▶ [Request]
Find every line in the records that holds the string "Ermeniler". Copy each one.

(Excerpt from a dataset)
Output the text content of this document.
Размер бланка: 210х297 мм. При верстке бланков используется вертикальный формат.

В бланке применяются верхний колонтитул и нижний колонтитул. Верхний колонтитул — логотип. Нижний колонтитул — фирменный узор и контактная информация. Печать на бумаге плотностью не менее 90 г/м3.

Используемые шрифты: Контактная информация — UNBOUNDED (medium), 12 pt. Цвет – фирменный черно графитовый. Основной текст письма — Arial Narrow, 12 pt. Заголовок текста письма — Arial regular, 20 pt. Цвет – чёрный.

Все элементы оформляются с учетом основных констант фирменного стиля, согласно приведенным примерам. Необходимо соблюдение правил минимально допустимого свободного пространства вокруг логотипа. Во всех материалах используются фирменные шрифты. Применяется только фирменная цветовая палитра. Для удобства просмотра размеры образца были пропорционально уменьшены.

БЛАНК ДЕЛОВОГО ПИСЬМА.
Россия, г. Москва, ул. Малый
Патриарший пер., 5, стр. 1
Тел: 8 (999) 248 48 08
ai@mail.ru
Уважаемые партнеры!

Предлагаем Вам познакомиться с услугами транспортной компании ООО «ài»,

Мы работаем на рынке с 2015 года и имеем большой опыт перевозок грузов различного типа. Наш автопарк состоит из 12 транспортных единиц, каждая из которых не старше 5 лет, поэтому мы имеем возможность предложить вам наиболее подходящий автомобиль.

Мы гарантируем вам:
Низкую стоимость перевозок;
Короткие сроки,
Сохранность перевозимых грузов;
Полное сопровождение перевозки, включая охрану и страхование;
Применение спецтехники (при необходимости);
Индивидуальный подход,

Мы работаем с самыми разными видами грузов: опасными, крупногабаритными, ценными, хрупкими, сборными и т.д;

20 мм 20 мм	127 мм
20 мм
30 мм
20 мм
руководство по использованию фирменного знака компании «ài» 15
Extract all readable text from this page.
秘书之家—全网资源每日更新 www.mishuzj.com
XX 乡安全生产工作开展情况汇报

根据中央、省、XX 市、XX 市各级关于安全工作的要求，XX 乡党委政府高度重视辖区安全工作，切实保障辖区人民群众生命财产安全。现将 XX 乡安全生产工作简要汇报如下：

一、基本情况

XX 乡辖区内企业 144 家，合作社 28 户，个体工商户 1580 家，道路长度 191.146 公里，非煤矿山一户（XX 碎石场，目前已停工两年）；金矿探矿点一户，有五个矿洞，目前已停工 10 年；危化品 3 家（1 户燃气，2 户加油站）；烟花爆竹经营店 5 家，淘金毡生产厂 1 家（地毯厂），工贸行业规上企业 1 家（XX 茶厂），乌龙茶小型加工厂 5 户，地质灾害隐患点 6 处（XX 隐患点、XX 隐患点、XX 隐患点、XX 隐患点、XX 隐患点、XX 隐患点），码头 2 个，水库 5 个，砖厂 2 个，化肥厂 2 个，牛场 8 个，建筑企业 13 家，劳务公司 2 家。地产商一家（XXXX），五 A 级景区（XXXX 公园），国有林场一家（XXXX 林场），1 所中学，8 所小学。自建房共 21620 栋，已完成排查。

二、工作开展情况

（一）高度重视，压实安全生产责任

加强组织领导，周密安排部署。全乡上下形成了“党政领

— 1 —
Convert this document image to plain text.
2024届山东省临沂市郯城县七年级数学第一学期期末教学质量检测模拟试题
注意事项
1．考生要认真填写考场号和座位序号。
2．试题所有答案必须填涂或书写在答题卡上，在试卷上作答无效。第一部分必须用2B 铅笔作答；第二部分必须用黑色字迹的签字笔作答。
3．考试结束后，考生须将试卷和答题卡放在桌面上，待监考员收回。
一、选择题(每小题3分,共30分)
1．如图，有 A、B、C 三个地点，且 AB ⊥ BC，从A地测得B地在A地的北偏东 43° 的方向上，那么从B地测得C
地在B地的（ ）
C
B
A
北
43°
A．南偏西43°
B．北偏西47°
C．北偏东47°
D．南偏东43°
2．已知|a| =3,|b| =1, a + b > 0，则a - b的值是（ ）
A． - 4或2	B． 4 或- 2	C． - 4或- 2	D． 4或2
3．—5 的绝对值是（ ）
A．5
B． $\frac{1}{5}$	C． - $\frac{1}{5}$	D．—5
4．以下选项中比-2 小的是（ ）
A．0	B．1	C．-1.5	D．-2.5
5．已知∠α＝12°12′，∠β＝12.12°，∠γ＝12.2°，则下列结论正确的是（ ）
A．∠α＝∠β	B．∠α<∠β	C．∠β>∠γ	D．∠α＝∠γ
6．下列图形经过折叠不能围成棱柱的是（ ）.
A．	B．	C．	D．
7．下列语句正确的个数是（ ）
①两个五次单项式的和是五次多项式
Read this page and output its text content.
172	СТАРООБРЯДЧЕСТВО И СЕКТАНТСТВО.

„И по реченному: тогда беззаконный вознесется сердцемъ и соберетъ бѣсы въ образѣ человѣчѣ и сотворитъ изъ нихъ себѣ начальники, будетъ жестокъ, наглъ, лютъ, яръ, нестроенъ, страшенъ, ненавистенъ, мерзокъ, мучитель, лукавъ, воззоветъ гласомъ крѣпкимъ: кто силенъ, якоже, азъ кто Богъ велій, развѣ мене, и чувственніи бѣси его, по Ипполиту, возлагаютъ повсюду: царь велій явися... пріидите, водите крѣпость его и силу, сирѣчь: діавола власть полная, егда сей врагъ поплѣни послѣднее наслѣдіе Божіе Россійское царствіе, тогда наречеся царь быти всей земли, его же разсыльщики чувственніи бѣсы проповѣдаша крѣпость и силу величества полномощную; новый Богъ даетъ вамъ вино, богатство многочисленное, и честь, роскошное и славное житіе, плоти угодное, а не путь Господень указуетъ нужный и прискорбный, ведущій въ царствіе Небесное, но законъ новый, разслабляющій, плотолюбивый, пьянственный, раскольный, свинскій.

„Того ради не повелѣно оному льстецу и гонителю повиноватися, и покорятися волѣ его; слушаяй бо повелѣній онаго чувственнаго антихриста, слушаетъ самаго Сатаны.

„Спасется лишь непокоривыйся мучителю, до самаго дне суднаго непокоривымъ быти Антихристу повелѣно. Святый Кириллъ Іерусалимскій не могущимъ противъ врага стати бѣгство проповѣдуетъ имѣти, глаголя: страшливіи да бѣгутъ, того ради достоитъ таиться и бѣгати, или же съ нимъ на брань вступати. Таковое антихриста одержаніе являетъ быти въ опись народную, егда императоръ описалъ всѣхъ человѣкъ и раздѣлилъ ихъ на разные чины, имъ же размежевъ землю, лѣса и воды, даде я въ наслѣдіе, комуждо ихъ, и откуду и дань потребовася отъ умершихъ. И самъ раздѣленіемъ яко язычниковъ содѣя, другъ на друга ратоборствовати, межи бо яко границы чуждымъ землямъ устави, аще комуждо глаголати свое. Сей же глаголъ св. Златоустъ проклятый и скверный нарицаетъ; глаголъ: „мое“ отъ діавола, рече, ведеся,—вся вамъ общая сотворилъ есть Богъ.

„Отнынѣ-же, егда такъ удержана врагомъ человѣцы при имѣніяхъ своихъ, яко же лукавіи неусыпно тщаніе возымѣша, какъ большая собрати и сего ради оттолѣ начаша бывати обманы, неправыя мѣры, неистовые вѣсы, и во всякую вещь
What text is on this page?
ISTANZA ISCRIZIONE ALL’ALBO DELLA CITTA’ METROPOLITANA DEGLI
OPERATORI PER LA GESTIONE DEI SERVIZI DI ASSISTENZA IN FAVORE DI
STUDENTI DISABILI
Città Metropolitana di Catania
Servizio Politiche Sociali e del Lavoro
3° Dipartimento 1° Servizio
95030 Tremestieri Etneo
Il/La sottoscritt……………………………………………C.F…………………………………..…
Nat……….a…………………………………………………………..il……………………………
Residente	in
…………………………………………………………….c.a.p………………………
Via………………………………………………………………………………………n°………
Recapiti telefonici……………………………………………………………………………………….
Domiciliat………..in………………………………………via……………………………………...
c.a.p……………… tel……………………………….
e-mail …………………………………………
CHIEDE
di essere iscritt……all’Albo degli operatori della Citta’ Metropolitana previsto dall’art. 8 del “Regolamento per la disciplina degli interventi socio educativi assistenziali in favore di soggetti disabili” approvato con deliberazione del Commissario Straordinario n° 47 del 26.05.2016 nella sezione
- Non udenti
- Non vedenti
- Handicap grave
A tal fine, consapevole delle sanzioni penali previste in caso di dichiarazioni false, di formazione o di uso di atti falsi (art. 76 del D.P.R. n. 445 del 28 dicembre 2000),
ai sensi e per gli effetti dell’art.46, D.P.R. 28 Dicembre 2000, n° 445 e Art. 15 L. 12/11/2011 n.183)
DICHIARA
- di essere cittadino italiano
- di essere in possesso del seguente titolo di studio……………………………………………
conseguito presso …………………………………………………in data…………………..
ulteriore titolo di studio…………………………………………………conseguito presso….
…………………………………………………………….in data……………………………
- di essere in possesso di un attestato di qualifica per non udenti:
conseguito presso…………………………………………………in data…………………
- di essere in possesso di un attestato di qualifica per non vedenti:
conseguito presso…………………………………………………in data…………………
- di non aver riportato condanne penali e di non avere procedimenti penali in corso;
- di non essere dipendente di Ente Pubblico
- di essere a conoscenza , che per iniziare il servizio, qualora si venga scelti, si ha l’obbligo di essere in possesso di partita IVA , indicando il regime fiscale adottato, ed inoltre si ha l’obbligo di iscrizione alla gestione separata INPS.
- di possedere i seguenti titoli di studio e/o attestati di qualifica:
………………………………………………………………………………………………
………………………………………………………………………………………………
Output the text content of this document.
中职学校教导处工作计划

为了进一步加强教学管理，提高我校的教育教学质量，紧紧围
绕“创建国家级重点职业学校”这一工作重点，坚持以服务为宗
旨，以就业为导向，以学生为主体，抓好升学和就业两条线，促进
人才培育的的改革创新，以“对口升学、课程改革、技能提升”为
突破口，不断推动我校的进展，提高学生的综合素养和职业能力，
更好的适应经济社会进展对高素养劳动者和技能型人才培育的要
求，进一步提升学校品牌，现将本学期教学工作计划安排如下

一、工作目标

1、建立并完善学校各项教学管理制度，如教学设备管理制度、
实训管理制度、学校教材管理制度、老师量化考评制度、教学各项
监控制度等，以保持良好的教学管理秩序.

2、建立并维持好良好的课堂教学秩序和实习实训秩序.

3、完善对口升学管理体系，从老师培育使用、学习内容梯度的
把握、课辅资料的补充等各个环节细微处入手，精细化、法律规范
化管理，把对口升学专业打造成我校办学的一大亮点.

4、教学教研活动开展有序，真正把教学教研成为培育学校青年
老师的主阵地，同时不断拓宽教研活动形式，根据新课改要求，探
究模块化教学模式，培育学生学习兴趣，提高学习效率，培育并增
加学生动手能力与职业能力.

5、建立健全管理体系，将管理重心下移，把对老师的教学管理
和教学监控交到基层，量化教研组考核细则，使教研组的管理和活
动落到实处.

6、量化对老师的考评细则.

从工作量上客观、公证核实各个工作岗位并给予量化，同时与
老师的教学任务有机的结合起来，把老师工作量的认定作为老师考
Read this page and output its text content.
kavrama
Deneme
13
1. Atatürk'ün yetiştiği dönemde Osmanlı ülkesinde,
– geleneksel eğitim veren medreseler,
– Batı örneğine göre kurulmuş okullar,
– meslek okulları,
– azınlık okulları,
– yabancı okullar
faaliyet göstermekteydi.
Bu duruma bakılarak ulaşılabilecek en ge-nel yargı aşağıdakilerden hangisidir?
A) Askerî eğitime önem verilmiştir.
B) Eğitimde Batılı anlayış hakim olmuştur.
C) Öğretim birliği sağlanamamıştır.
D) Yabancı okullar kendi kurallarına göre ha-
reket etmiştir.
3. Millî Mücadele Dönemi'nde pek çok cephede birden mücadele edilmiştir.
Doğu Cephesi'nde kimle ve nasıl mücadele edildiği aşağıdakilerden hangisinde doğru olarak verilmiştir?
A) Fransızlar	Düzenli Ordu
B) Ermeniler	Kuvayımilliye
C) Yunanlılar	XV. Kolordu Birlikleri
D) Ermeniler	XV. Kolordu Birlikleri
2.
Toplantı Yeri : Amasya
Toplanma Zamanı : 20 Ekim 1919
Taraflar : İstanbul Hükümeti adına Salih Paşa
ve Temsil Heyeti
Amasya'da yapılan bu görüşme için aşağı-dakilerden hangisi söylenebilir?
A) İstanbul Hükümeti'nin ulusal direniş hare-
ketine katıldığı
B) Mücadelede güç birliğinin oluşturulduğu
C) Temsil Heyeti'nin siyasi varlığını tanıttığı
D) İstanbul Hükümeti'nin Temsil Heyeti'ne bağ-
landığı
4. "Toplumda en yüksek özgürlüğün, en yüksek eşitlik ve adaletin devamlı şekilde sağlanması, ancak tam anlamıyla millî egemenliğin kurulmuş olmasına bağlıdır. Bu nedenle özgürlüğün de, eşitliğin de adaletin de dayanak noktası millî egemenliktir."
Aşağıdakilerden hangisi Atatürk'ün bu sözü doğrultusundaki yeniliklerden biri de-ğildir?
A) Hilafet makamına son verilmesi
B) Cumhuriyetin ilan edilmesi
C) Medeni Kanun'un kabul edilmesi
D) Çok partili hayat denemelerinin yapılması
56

▶ [Task response]
B) Ermeniler	Kuvayımilliye
D) Ermeniler	XV. Kolordu Birlikleri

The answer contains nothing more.